* _Prompt_:
Reproduce only the lines of the material below, from the line with "mixed-precip-heavy [321, 109, 786, 561]" up to and including the line with "legend-swatch [581, 802, 612, 822]", with "legend-swatch" changed to "key-swatch" and nothing else altered.

* _Source material_:
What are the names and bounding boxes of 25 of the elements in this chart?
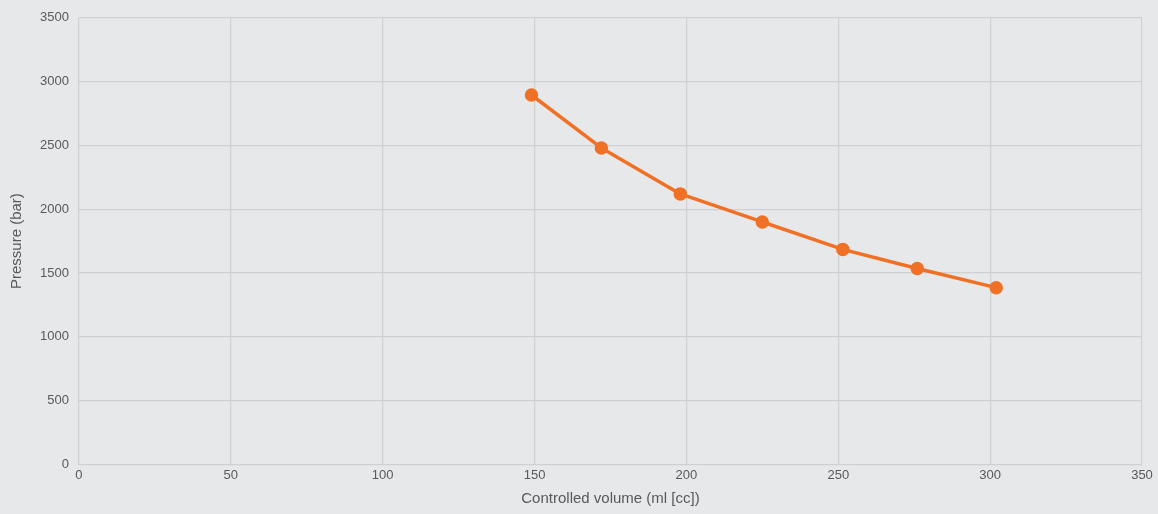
y-tick-label: 1500 bbox=[40, 264, 69, 280]
point bbox=[755, 215, 770, 229]
x-axis-title: Controlled volume (ml [cc]) bbox=[521, 489, 700, 507]
y-tick-label: 3000 bbox=[40, 73, 69, 89]
y-tick-label: 1000 bbox=[40, 328, 69, 344]
y-tick-label: 500 bbox=[47, 392, 69, 408]
point bbox=[594, 141, 609, 155]
x-tick-label: 150 bbox=[523, 466, 546, 482]
point bbox=[989, 280, 1003, 295]
y-tick-label: 2000 bbox=[40, 200, 69, 216]
x-tick-label: 200 bbox=[675, 466, 698, 482]
x-tick-label: 50 bbox=[223, 466, 239, 482]
y-axis-title: Pressure (bar) bbox=[7, 193, 25, 290]
x-tick-label: 100 bbox=[371, 466, 394, 482]
point bbox=[910, 261, 924, 276]
x-tick-label: 0 bbox=[75, 466, 83, 482]
x-tick-label: 350 bbox=[1131, 466, 1153, 482]
point bbox=[836, 242, 850, 257]
y-tick-label: 0 bbox=[61, 455, 69, 471]
point bbox=[524, 88, 539, 102]
y-tick-label: 2500 bbox=[40, 136, 69, 152]
x-tick-label: 300 bbox=[979, 466, 1001, 482]
y-tick-label: 3500 bbox=[40, 9, 69, 25]
x-tick-label: 250 bbox=[827, 466, 850, 482]
point bbox=[673, 187, 688, 201]
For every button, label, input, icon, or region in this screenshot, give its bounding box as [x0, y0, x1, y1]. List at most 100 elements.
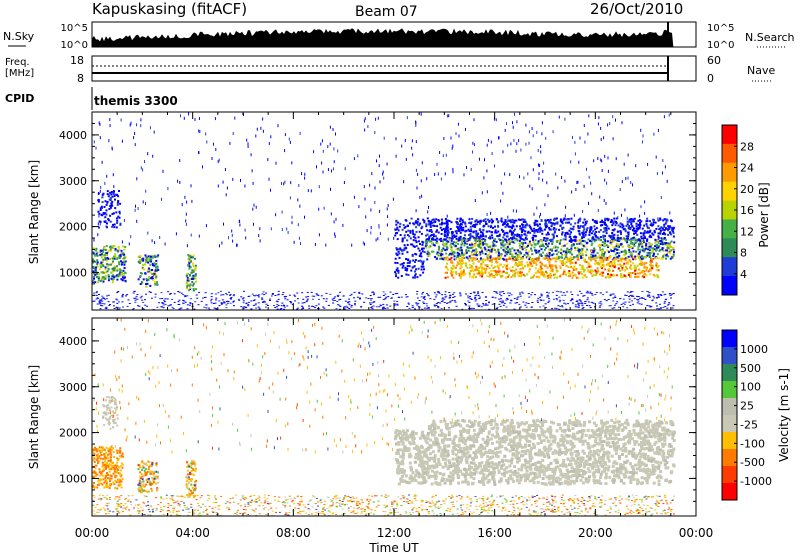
power-cell [607, 262, 610, 265]
power-cell [590, 253, 593, 256]
power-cell [274, 307, 277, 309]
power-cell [442, 297, 444, 299]
power-cell [527, 254, 530, 257]
power-cell [127, 299, 130, 301]
power-cell [255, 205, 257, 209]
power-cell [609, 248, 612, 251]
power-cell [530, 244, 533, 247]
power-cell [467, 238, 470, 241]
power-cell [318, 185, 320, 189]
power-cell [576, 300, 579, 302]
power-cell [435, 230, 438, 233]
velocity-cell [213, 502, 216, 504]
power-cell [536, 224, 539, 227]
power-cell [542, 275, 545, 278]
power-cell [445, 295, 448, 297]
power-cell [517, 296, 520, 298]
velocity-cell [557, 509, 560, 511]
power-cell [511, 224, 514, 227]
power-cell [114, 253, 117, 256]
power-cell [92, 280, 95, 282]
power-cell [359, 298, 361, 300]
power-cell [553, 265, 556, 267]
power-cell [609, 221, 612, 223]
power-cell [591, 257, 594, 260]
power-cell [554, 264, 557, 267]
power-cell [146, 279, 148, 282]
power-cell [395, 223, 398, 226]
power-cell [623, 227, 626, 230]
power-cell [497, 221, 500, 224]
power-cell [457, 263, 460, 265]
power-cell [665, 227, 668, 230]
power-cell [513, 308, 516, 310]
power-cell [418, 249, 421, 252]
power-cell [640, 303, 643, 305]
power-cell [360, 306, 363, 308]
power-cell [514, 233, 517, 236]
power-cell [521, 264, 524, 267]
power-cell [580, 267, 583, 270]
power-cell [461, 252, 464, 255]
power-cell [564, 255, 567, 258]
power-cell [617, 216, 619, 220]
power-cell [655, 257, 658, 259]
power-cell [638, 263, 641, 266]
velocity-cell [425, 502, 428, 503]
power-cell [562, 238, 565, 241]
velocity-cell [516, 507, 519, 509]
power-cell [446, 268, 449, 271]
power-cell [601, 251, 604, 254]
power-cell [572, 302, 574, 304]
power-cell [443, 302, 446, 303]
power-cell [648, 292, 651, 294]
power-cell [317, 303, 320, 305]
power-cell [602, 265, 605, 268]
power-cell [477, 235, 480, 238]
power-cell [581, 240, 584, 242]
power-cell [523, 218, 526, 221]
power-cell [474, 297, 477, 299]
power-cell [419, 195, 421, 199]
power-cell [607, 250, 610, 253]
power-cell [565, 205, 567, 209]
power-cell [495, 272, 498, 275]
power-cell [477, 239, 480, 242]
power-cell [117, 291, 120, 292]
power-cell [114, 207, 117, 210]
power-cell [631, 300, 633, 302]
power-cell [549, 272, 552, 275]
power-cell [499, 300, 502, 302]
power-cell [619, 230, 622, 233]
power-cell [102, 297, 105, 299]
power-cell [144, 263, 146, 266]
power-cell [475, 257, 477, 260]
power-cell [426, 305, 429, 307]
power-cell [646, 217, 649, 220]
power-cell [135, 296, 138, 298]
power-cell [609, 305, 612, 307]
power-cell [412, 222, 415, 225]
power-cell [519, 225, 522, 228]
power-cell [460, 246, 463, 249]
power-cell [276, 308, 279, 310]
power-cell [472, 307, 475, 309]
power-cell [595, 291, 598, 293]
power-cell [666, 219, 669, 222]
power-cell [498, 263, 501, 266]
power-cell [554, 245, 557, 248]
power-cell [117, 200, 120, 202]
power-cell [482, 303, 485, 305]
velocity-cell [299, 503, 302, 505]
power-cell [640, 235, 643, 238]
power-cell [453, 234, 456, 237]
power-cell [475, 238, 478, 241]
power-cell [446, 221, 448, 224]
power-cell [276, 301, 279, 303]
power-cell [102, 251, 105, 253]
power-cell [212, 303, 215, 304]
power-cell [305, 301, 308, 303]
power-cell [346, 301, 349, 303]
power-cell [99, 189, 101, 193]
power-cell [450, 221, 453, 224]
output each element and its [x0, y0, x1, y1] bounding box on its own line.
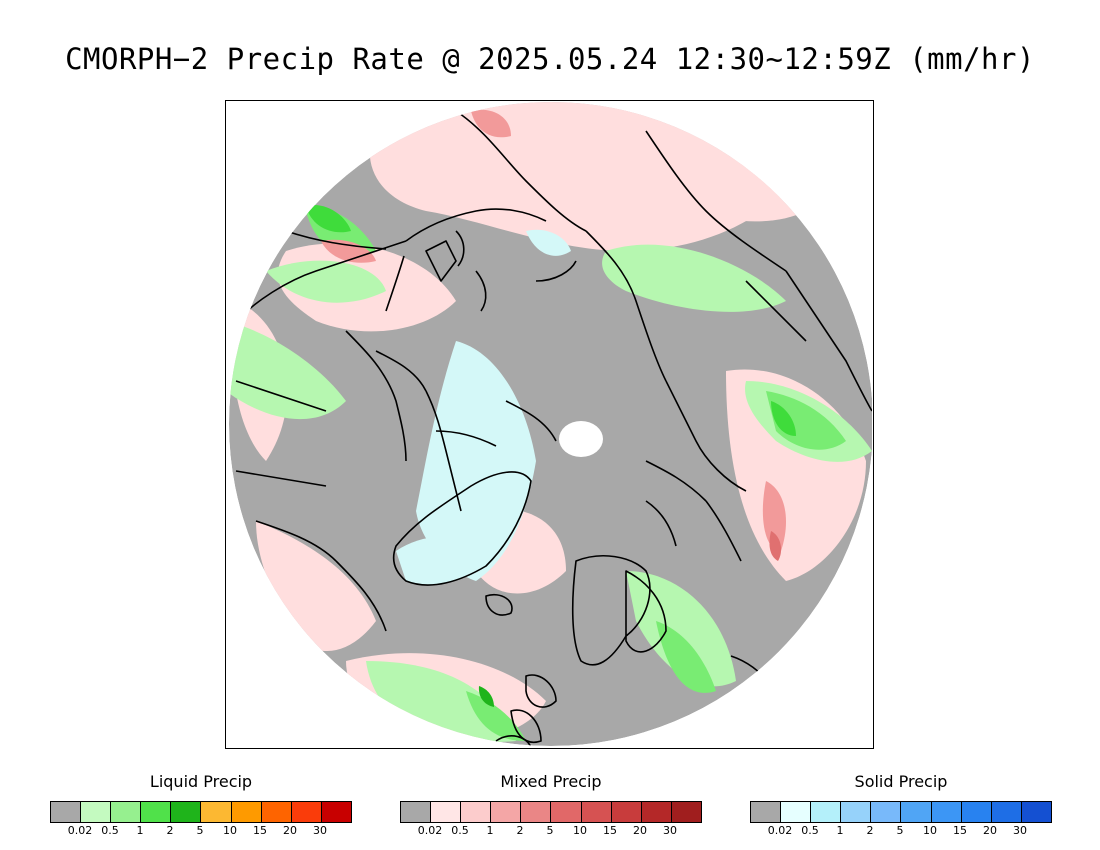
mixed-precip-heavy [321, 109, 786, 561]
tick-label: 0.02 [417, 824, 443, 837]
legend-swatch [871, 802, 902, 822]
legend-swatch [521, 802, 552, 822]
legend-swatch [321, 802, 351, 822]
tick-label: 15 [253, 824, 267, 837]
tick-label: 5 [546, 824, 554, 837]
legend-swatch [291, 802, 322, 822]
legend-swatch [961, 802, 992, 822]
legend-swatch [671, 802, 701, 822]
legend-liquid-precip: Liquid Precip 0.02 0.5 1 2 5 10 15 20 30 [50, 772, 352, 837]
tick-label: 30 [1013, 824, 1027, 837]
tick-label: 0.5 [451, 824, 469, 837]
color-bar [400, 801, 702, 823]
tick-label: 0.5 [101, 824, 119, 837]
tick-labels: 0.02 0.5 1 2 5 10 15 20 30 [50, 823, 350, 837]
tick-label: 30 [663, 824, 677, 837]
legend-title: Mixed Precip [500, 772, 602, 791]
legend-swatch [431, 802, 462, 822]
tick-label: 0.02 [767, 824, 793, 837]
tick-label: 1 [136, 824, 144, 837]
tick-label: 5 [196, 824, 204, 837]
tick-label: 5 [896, 824, 904, 837]
legend-swatch [461, 802, 492, 822]
map-frame [225, 100, 874, 749]
polar-precip-map [229, 102, 872, 746]
tick-label: 0.02 [67, 824, 93, 837]
legend-swatch [231, 802, 262, 822]
tick-label: 2 [516, 824, 524, 837]
tick-label: 30 [313, 824, 327, 837]
legend-swatch [141, 802, 172, 822]
tick-label: 1 [836, 824, 844, 837]
tick-labels: 0.02 0.5 1 2 5 10 15 20 30 [400, 823, 700, 837]
legend-swatch [581, 802, 612, 822]
coastlines [235, 110, 872, 746]
legend-swatch [401, 802, 432, 822]
legend-swatch [111, 802, 142, 822]
tick-label: 1 [486, 824, 494, 837]
tick-label: 15 [603, 824, 617, 837]
chart-title: CMORPH−2 Precip Rate @ 2025.05.24 12:30~… [65, 42, 1035, 76]
legend-swatch [51, 802, 82, 822]
legend-title: Solid Precip [854, 772, 948, 791]
tick-label: 20 [283, 824, 297, 837]
legend-swatch [931, 802, 962, 822]
legend-swatch [811, 802, 842, 822]
legend-swatch [611, 802, 642, 822]
tick-label: 2 [166, 824, 174, 837]
tick-label: 20 [983, 824, 997, 837]
legend-swatch [551, 802, 582, 822]
tick-label: 0.5 [801, 824, 819, 837]
legend-mixed-precip: Mixed Precip 0.02 0.5 1 2 5 10 15 20 30 [400, 772, 702, 837]
tick-label: 10 [923, 824, 937, 837]
color-bar [750, 801, 1052, 823]
legend-title: Liquid Precip [149, 772, 253, 791]
legend-swatch [1021, 802, 1051, 822]
legend-swatch [201, 802, 232, 822]
legend-swatch [781, 802, 812, 822]
color-bar [50, 801, 352, 823]
legend-swatch [171, 802, 202, 822]
pole-data-gap [559, 421, 603, 457]
tick-label: 15 [953, 824, 967, 837]
legend-swatch [991, 802, 1022, 822]
legend-solid-precip: Solid Precip 0.02 0.5 1 2 5 10 15 20 30 [750, 772, 1052, 837]
tick-label: 10 [223, 824, 237, 837]
legend-swatch [641, 802, 672, 822]
legend-swatch [901, 802, 932, 822]
liquid-precip-areas [229, 205, 872, 743]
tick-label: 20 [633, 824, 647, 837]
legend-swatch [261, 802, 292, 822]
tick-label: 2 [866, 824, 874, 837]
legend-swatch [491, 802, 522, 822]
legend-swatch [81, 802, 112, 822]
tick-labels: 0.02 0.5 1 2 5 10 15 20 30 [750, 823, 1050, 837]
legend-swatch [751, 802, 782, 822]
tick-label: 10 [573, 824, 587, 837]
legend-swatch [841, 802, 872, 822]
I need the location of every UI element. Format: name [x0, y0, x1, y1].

* _Output for this exercise_:
mixed-precip-heavy [321, 109, 786, 561]
tick-label: 0.02 [417, 824, 443, 837]
key-swatch [871, 802, 902, 822]
key-swatch [521, 802, 552, 822]
key-swatch [321, 802, 351, 822]
tick-label: 15 [253, 824, 267, 837]
tick-label: 5 [546, 824, 554, 837]
key-swatch [291, 802, 322, 822]
key-swatch [961, 802, 992, 822]
key-swatch [671, 802, 701, 822]
legend-liquid-precip: Liquid Precip 0.02 0.5 1 2 5 10 15 20 30 [50, 772, 352, 837]
tick-label: 30 [1013, 824, 1027, 837]
tick-label: 0.5 [451, 824, 469, 837]
color-bar [400, 801, 702, 823]
tick-label: 0.5 [101, 824, 119, 837]
tick-labels: 0.02 0.5 1 2 5 10 15 20 30 [50, 823, 350, 837]
tick-label: 30 [663, 824, 677, 837]
legend-title: Mixed Precip [500, 772, 602, 791]
key-swatch [431, 802, 462, 822]
tick-label: 0.02 [767, 824, 793, 837]
tick-label: 1 [136, 824, 144, 837]
tick-label: 5 [196, 824, 204, 837]
tick-label: 5 [896, 824, 904, 837]
key-swatch [461, 802, 492, 822]
map-frame [225, 100, 874, 749]
polar-precip-map [229, 102, 872, 746]
tick-label: 0.02 [67, 824, 93, 837]
key-swatch [231, 802, 262, 822]
tick-label: 2 [516, 824, 524, 837]
tick-label: 30 [313, 824, 327, 837]
key-swatch [141, 802, 172, 822]
tick-label: 1 [836, 824, 844, 837]
tick-labels: 0.02 0.5 1 2 5 10 15 20 30 [400, 823, 700, 837]
key-swatch [581, 802, 612, 822]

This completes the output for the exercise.